Pictures in the records should not be copied, but every other part must be repeated exactly.

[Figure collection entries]
>> begin

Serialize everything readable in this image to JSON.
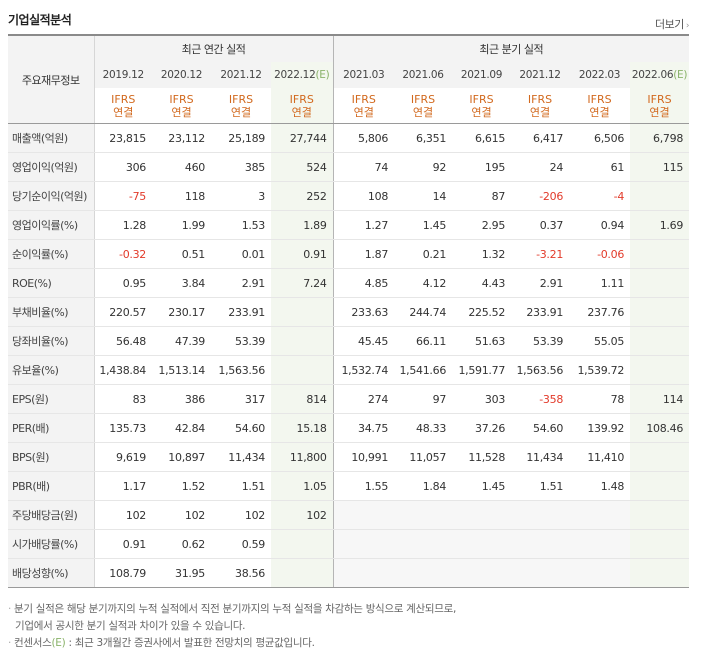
{
  "title": "기업실적분석",
  "more_label": "더보기",
  "header": {
    "label_col": "주요재무정보",
    "annual_group": "최근 연간 실적",
    "quarter_group": "최근 분기 실적",
    "annual_periods": [
      "2019.12",
      "2020.12",
      "2021.12",
      "2022.12"
    ],
    "quarter_periods": [
      "2021.03",
      "2021.06",
      "2021.09",
      "2021.12",
      "2022.03",
      "2022.06"
    ],
    "estimate_mark": "(E)",
    "ifrs": "IFRS",
    "consolidated": "연결"
  },
  "rows": [
    {
      "label": "매출액(억원)",
      "values": [
        "23,815",
        "23,112",
        "25,189",
        "27,744",
        "5,806",
        "6,351",
        "6,615",
        "6,417",
        "6,506",
        "6,798"
      ]
    },
    {
      "label": "영업이익(억원)",
      "values": [
        "306",
        "460",
        "385",
        "524",
        "74",
        "92",
        "195",
        "24",
        "61",
        "115"
      ]
    },
    {
      "label": "당기순이익(억원)",
      "values": [
        "-75",
        "118",
        "3",
        "252",
        "108",
        "14",
        "87",
        "-206",
        "-4",
        ""
      ]
    },
    {
      "label": "영업이익률(%)",
      "values": [
        "1.28",
        "1.99",
        "1.53",
        "1.89",
        "1.27",
        "1.45",
        "2.95",
        "0.37",
        "0.94",
        "1.69"
      ]
    },
    {
      "label": "순이익률(%)",
      "values": [
        "-0.32",
        "0.51",
        "0.01",
        "0.91",
        "1.87",
        "0.21",
        "1.32",
        "-3.21",
        "-0.06",
        ""
      ]
    },
    {
      "label": "ROE(%)",
      "values": [
        "0.95",
        "3.84",
        "2.91",
        "7.24",
        "4.85",
        "4.12",
        "4.43",
        "2.91",
        "1.11",
        ""
      ]
    },
    {
      "label": "부채비율(%)",
      "values": [
        "220.57",
        "230.17",
        "233.91",
        "",
        "233.63",
        "244.74",
        "225.52",
        "233.91",
        "237.76",
        ""
      ]
    },
    {
      "label": "당좌비율(%)",
      "values": [
        "56.48",
        "47.39",
        "53.39",
        "",
        "45.45",
        "66.11",
        "51.63",
        "53.39",
        "55.05",
        ""
      ]
    },
    {
      "label": "유보율(%)",
      "values": [
        "1,438.84",
        "1,513.14",
        "1,563.56",
        "",
        "1,532.74",
        "1,541.66",
        "1,591.77",
        "1,563.56",
        "1,539.72",
        ""
      ]
    },
    {
      "label": "EPS(원)",
      "values": [
        "83",
        "386",
        "317",
        "814",
        "274",
        "97",
        "303",
        "-358",
        "78",
        "114"
      ]
    },
    {
      "label": "PER(배)",
      "values": [
        "135.73",
        "42.84",
        "54.60",
        "15.18",
        "34.75",
        "48.33",
        "37.26",
        "54.60",
        "139.92",
        "108.46"
      ]
    },
    {
      "label": "BPS(원)",
      "values": [
        "9,619",
        "10,897",
        "11,434",
        "11,800",
        "10,991",
        "11,057",
        "11,528",
        "11,434",
        "11,410",
        ""
      ]
    },
    {
      "label": "PBR(배)",
      "values": [
        "1.17",
        "1.52",
        "1.51",
        "1.05",
        "1.55",
        "1.84",
        "1.45",
        "1.51",
        "1.48",
        ""
      ]
    },
    {
      "label": "주당배당금(원)",
      "values": [
        "102",
        "102",
        "102",
        "102",
        "",
        "",
        "",
        "",
        "",
        ""
      ]
    },
    {
      "label": "시가배당률(%)",
      "values": [
        "0.91",
        "0.62",
        "0.59",
        "",
        "",
        "",
        "",
        "",
        "",
        ""
      ]
    },
    {
      "label": "배당성향(%)",
      "values": [
        "108.79",
        "31.95",
        "38.56",
        "",
        "",
        "",
        "",
        "",
        "",
        ""
      ]
    }
  ],
  "notes": {
    "line1": "분기 실적은 해당 분기까지의 누적 실적에서 직전 분기까지의 누적 실적을 차감하는 방식으로 계산되므로,",
    "line2": "기업에서 공시한 분기 실적과 차이가 있을 수 있습니다.",
    "line3_prefix": "컨센서스",
    "line3_mark": "(E)",
    "line3_suffix": ": 최근 3개월간 증권사에서 발표한 전망치의 평균값입니다."
  }
}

>> end

*Task result*:
Serialize everything readable in this image to JSON.
{
  "title": "기업실적분석",
  "more_label": "더보기",
  "header": {
    "label_col": "주요재무정보",
    "annual_group": "최근 연간 실적",
    "quarter_group": "최근 분기 실적",
    "annual_periods": [
      "2019.12",
      "2020.12",
      "2021.12",
      "2022.12"
    ],
    "quarter_periods": [
      "2021.03",
      "2021.06",
      "2021.09",
      "2021.12",
      "2022.03",
      "2022.06"
    ],
    "estimate_mark": "(E)",
    "ifrs": "IFRS",
    "consolidated": "연결"
  },
  "rows": [
    {
      "label": "매출액(억원)",
      "values": [
        "23,815",
        "23,112",
        "25,189",
        "27,744",
        "5,806",
        "6,351",
        "6,615",
        "6,417",
        "6,506",
        "6,798"
      ]
    },
    {
      "label": "영업이익(억원)",
      "values": [
        "306",
        "460",
        "385",
        "524",
        "74",
        "92",
        "195",
        "24",
        "61",
        "115"
      ]
    },
    {
      "label": "당기순이익(억원)",
      "values": [
        "-75",
        "118",
        "3",
        "252",
        "108",
        "14",
        "87",
        "-206",
        "-4",
        ""
      ]
    },
    {
      "label": "영업이익률(%)",
      "values": [
        "1.28",
        "1.99",
        "1.53",
        "1.89",
        "1.27",
        "1.45",
        "2.95",
        "0.37",
        "0.94",
        "1.69"
      ]
    },
    {
      "label": "순이익률(%)",
      "values": [
        "-0.32",
        "0.51",
        "0.01",
        "0.91",
        "1.87",
        "0.21",
        "1.32",
        "-3.21",
        "-0.06",
        ""
      ]
    },
    {
      "label": "ROE(%)",
      "values": [
        "0.95",
        "3.84",
        "2.91",
        "7.24",
        "4.85",
        "4.12",
        "4.43",
        "2.91",
        "1.11",
        ""
      ]
    },
    {
      "label": "부채비율(%)",
      "values": [
        "220.57",
        "230.17",
        "233.91",
        "",
        "233.63",
        "244.74",
        "225.52",
        "233.91",
        "237.76",
        ""
      ]
    },
    {
      "label": "당좌비율(%)",
      "values": [
        "56.48",
        "47.39",
        "53.39",
        "",
        "45.45",
        "66.11",
        "51.63",
        "53.39",
        "55.05",
        ""
      ]
    },
    {
      "label": "유보율(%)",
      "values": [
        "1,438.84",
        "1,513.14",
        "1,563.56",
        "",
        "1,532.74",
        "1,541.66",
        "1,591.77",
        "1,563.56",
        "1,539.72",
        ""
      ]
    },
    {
      "label": "EPS(원)",
      "values": [
        "83",
        "386",
        "317",
        "814",
        "274",
        "97",
        "303",
        "-358",
        "78",
        "114"
      ]
    },
    {
      "label": "PER(배)",
      "values": [
        "135.73",
        "42.84",
        "54.60",
        "15.18",
        "34.75",
        "48.33",
        "37.26",
        "54.60",
        "139.92",
        "108.46"
      ]
    },
    {
      "label": "BPS(원)",
      "values": [
        "9,619",
        "10,897",
        "11,434",
        "11,800",
        "10,991",
        "11,057",
        "11,528",
        "11,434",
        "11,410",
        ""
      ]
    },
    {
      "label": "PBR(배)",
      "values": [
        "1.17",
        "1.52",
        "1.51",
        "1.05",
        "1.55",
        "1.84",
        "1.45",
        "1.51",
        "1.48",
        ""
      ]
    },
    {
      "label": "주당배당금(원)",
      "values": [
        "102",
        "102",
        "102",
        "102",
        "",
        "",
        "",
        "",
        "",
        ""
      ]
    },
    {
      "label": "시가배당률(%)",
      "values": [
        "0.91",
        "0.62",
        "0.59",
        "",
        "",
        "",
        "",
        "",
        "",
        ""
      ]
    },
    {
      "label": "배당성향(%)",
      "values": [
        "108.79",
        "31.95",
        "38.56",
        "",
        "",
        "",
        "",
        "",
        "",
        ""
      ]
    }
  ],
  "notes": {
    "line1": "분기 실적은 해당 분기까지의 누적 실적에서 직전 분기까지의 누적 실적을 차감하는 방식으로 계산되므로,",
    "line2": "기업에서 공시한 분기 실적과 차이가 있을 수 있습니다.",
    "line3_prefix": "컨센서스",
    "line3_mark": "(E)",
    "line3_suffix": ": 최근 3개월간 증권사에서 발표한 전망치의 평균값입니다."
  }
}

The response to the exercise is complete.